### Stated goal
Look through the listing below and report how many lines contain "What", as a bare number.

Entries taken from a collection
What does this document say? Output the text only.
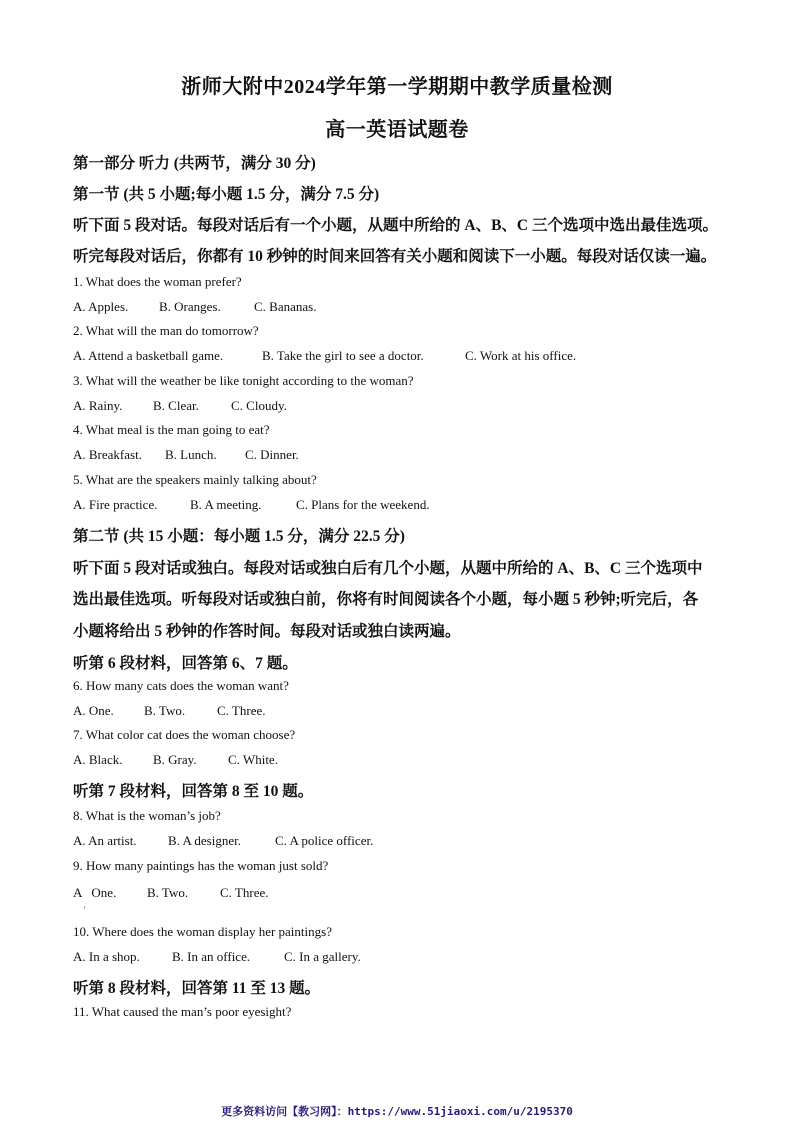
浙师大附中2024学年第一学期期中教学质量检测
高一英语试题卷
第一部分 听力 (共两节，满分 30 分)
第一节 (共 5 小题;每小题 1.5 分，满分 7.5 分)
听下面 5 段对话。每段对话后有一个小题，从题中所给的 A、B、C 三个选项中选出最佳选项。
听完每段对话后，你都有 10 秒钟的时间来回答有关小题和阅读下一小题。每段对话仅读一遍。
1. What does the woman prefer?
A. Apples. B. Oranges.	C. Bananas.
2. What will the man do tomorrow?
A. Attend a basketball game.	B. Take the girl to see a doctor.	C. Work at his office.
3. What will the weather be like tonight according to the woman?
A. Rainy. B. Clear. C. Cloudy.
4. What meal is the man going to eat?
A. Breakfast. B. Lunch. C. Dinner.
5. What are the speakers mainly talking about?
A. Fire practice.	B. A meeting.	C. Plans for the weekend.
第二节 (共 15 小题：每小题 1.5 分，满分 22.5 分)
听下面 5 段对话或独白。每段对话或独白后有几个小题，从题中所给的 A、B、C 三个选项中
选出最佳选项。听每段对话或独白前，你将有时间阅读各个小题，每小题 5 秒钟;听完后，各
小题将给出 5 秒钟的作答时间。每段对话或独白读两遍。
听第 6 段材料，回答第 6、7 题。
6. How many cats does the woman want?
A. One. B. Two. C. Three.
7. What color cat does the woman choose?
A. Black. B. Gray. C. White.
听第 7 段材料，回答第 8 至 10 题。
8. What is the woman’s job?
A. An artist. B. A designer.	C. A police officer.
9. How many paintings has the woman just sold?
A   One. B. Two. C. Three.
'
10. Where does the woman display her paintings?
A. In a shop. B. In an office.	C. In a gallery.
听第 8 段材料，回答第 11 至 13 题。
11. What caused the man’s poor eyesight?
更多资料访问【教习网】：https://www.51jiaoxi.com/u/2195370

### Solution below
9